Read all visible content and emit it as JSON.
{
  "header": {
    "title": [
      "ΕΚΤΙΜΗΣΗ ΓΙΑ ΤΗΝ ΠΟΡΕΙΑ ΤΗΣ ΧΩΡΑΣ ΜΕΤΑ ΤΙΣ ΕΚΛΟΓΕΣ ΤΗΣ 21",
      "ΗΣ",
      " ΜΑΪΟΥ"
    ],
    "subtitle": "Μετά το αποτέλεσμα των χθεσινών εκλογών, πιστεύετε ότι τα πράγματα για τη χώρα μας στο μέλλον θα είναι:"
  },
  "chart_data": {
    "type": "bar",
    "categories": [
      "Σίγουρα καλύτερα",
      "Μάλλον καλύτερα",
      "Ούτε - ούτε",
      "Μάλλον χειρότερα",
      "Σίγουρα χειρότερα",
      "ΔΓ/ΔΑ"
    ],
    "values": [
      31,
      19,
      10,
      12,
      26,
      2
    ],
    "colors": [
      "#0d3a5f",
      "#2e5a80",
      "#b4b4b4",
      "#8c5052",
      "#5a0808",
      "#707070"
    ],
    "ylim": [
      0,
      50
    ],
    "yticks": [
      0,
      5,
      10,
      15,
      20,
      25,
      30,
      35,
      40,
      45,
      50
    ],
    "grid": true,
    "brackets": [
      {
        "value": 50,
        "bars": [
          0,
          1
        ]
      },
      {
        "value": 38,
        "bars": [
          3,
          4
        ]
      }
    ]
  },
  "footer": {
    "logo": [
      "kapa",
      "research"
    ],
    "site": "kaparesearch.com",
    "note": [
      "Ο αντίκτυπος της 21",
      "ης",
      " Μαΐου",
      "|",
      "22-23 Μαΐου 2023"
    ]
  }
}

# # # # #

**EXERCISE PROMPT:**
Write out the material exactly as given.

**EXERCISE RESULT:**
Read all visible content and emit it as JSON.
{
  "header": {
    "title": [
      "ΕΚΤΙΜΗΣΗ ΓΙΑ ΤΗΝ ΠΟΡΕΙΑ ΤΗΣ ΧΩΡΑΣ ΜΕΤΑ ΤΙΣ ΕΚΛΟΓΕΣ ΤΗΣ 21",
      "ΗΣ",
      " ΜΑΪΟΥ"
    ],
    "subtitle": "Μετά το αποτέλεσμα των χθεσινών εκλογών, πιστεύετε ότι τα πράγματα για τη χώρα μας στο μέλλον θα είναι:"
  },
  "chart_data": {
    "type": "bar",
    "categories": [
      "Σίγουρα καλύτερα",
      "Μάλλον καλύτερα",
      "Ούτε - ούτε",
      "Μάλλον χειρότερα",
      "Σίγουρα χειρότερα",
      "ΔΓ/ΔΑ"
    ],
    "values": [
      31,
      19,
      10,
      12,
      26,
      2
    ],
    "colors": [
      "#0d3a5f",
      "#2e5a80",
      "#b4b4b4",
      "#8c5052",
      "#5a0808",
      "#707070"
    ],
    "ylim": [
      0,
      50
    ],
    "yticks": [
      0,
      5,
      10,
      15,
      20,
      25,
      30,
      35,
      40,
      45,
      50
    ],
    "grid": true,
    "brackets": [
      {
        "value": 50,
        "bars": [
          0,
          1
        ]
      },
      {
        "value": 38,
        "bars": [
          3,
          4
        ]
      }
    ]
  },
  "footer": {
    "logo": [
      "kapa",
      "research"
    ],
    "site": "kaparesearch.com",
    "note": [
      "Ο αντίκτυπος της 21",
      "ης",
      " Μαΐου",
      "|",
      "22-23 Μαΐου 2023"
    ]
  }
}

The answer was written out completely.